Return exactly the lines from the one bearing "Extract all readable text from this page." through the last, and no others. Pictures must be left out.

────

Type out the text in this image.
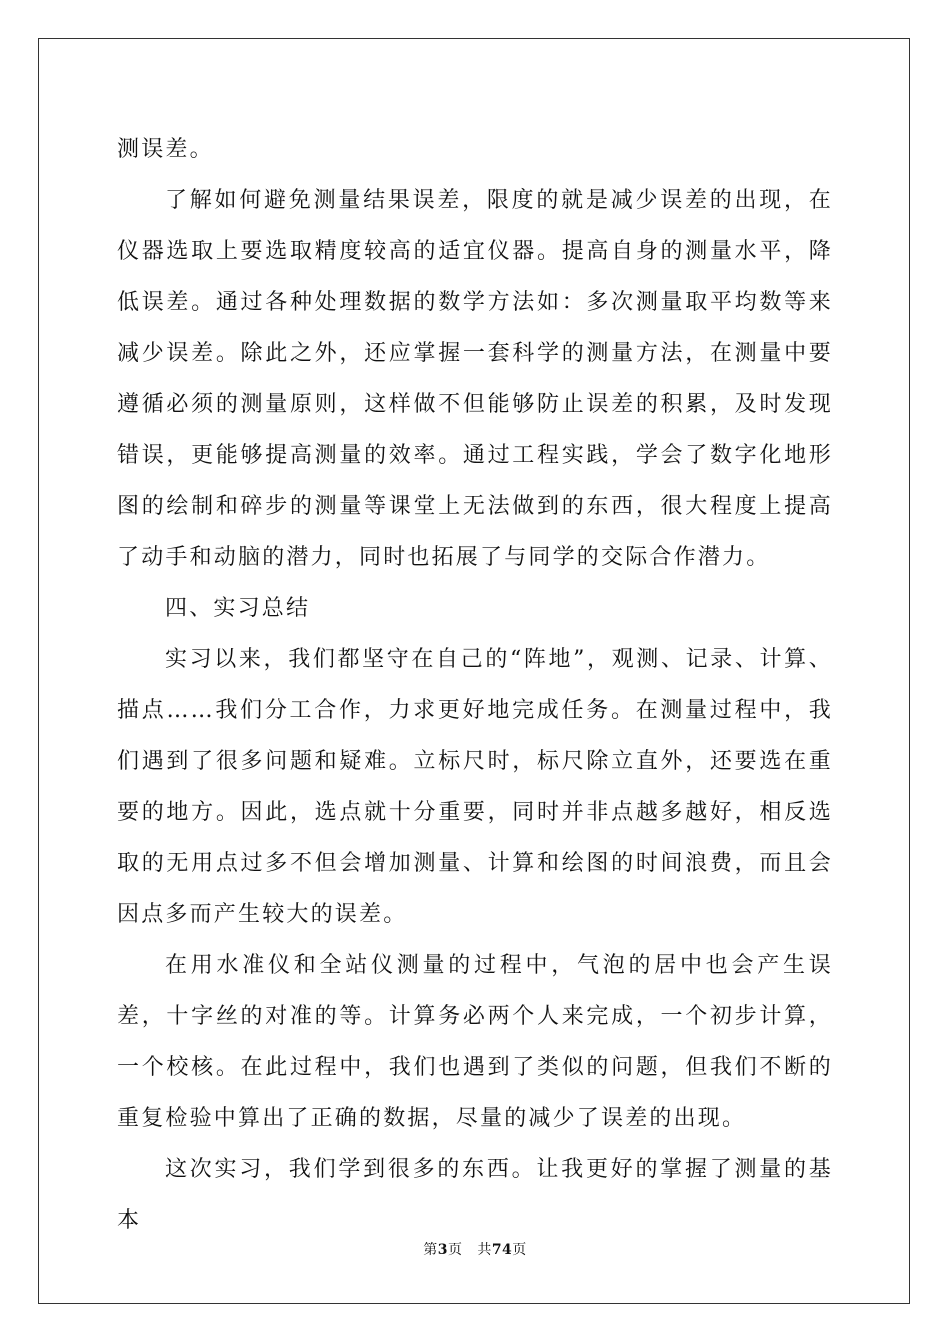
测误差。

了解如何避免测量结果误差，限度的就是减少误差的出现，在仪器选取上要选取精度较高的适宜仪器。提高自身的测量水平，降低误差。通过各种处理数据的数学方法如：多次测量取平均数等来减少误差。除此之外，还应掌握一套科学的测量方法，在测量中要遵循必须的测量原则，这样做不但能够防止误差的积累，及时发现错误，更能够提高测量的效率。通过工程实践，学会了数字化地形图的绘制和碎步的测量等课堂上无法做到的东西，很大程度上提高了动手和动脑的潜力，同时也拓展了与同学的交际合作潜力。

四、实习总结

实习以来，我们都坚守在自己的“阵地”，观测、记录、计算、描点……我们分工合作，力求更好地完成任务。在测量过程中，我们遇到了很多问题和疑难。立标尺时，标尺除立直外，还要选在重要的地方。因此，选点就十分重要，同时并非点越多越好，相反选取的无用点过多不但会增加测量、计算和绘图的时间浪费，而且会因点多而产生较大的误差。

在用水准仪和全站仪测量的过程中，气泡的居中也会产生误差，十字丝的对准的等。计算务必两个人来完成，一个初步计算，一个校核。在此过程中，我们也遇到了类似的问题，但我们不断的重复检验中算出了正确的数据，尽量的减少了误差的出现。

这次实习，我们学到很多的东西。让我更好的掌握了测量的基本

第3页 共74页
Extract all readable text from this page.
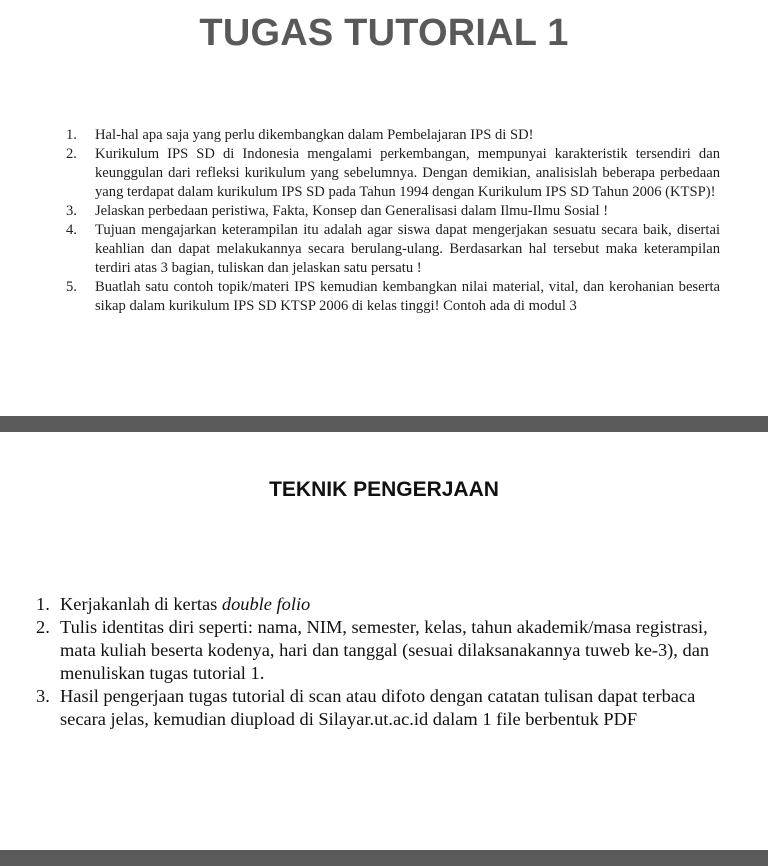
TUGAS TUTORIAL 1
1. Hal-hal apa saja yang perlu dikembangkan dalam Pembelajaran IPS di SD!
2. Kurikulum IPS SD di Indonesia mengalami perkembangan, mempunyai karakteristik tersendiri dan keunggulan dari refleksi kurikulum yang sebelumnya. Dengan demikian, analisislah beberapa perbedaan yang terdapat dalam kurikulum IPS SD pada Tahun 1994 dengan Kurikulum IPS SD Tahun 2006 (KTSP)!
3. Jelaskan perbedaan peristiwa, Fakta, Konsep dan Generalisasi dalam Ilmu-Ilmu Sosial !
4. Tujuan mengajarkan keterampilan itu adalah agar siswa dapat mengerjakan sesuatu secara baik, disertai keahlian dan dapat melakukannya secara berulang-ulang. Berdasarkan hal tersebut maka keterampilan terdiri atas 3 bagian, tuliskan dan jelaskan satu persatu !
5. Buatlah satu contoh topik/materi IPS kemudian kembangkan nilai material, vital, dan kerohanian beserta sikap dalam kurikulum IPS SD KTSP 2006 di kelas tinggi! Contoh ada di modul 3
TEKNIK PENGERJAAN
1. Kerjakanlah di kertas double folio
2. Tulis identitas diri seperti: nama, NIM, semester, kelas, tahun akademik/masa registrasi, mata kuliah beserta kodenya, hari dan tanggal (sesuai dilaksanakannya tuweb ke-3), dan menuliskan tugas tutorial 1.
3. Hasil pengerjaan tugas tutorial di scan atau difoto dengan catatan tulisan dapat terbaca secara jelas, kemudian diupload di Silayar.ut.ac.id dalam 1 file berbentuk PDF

────

● ANSWER TO THE EXERCISE
Extract all readable text from this page.
TUGAS TUTORIAL 1
1. Hal-hal apa saja yang perlu dikembangkan dalam Pembelajaran IPS di SD!
2. Kurikulum IPS SD di Indonesia mengalami perkembangan, mempunyai karakteristik tersendiri dan keunggulan dari refleksi kurikulum yang sebelumnya. Dengan demikian, analisislah beberapa perbedaan yang terdapat dalam kurikulum IPS SD pada Tahun 1994 dengan Kurikulum IPS SD Tahun 2006 (KTSP)!
3. Jelaskan perbedaan peristiwa, Fakta, Konsep dan Generalisasi dalam Ilmu-Ilmu Sosial !
4. Tujuan mengajarkan keterampilan itu adalah agar siswa dapat mengerjakan sesuatu secara baik, disertai keahlian dan dapat melakukannya secara berulang-ulang. Berdasarkan hal tersebut maka keterampilan terdiri atas 3 bagian, tuliskan dan jelaskan satu persatu !
5. Buatlah satu contoh topik/materi IPS kemudian kembangkan nilai material, vital, dan kerohanian beserta sikap dalam kurikulum IPS SD KTSP 2006 di kelas tinggi! Contoh ada di modul 3
TEKNIK PENGERJAAN
1. Kerjakanlah di kertas double folio
2. Tulis identitas diri seperti: nama, NIM, semester, kelas, tahun akademik/masa registrasi, mata kuliah beserta kodenya, hari dan tanggal (sesuai dilaksanakannya tuweb ke-3), dan menuliskan tugas tutorial 1.
3. Hasil pengerjaan tugas tutorial di scan atau difoto dengan catatan tulisan dapat terbaca secara jelas, kemudian diupload di Silayar.ut.ac.id dalam 1 file berbentuk PDF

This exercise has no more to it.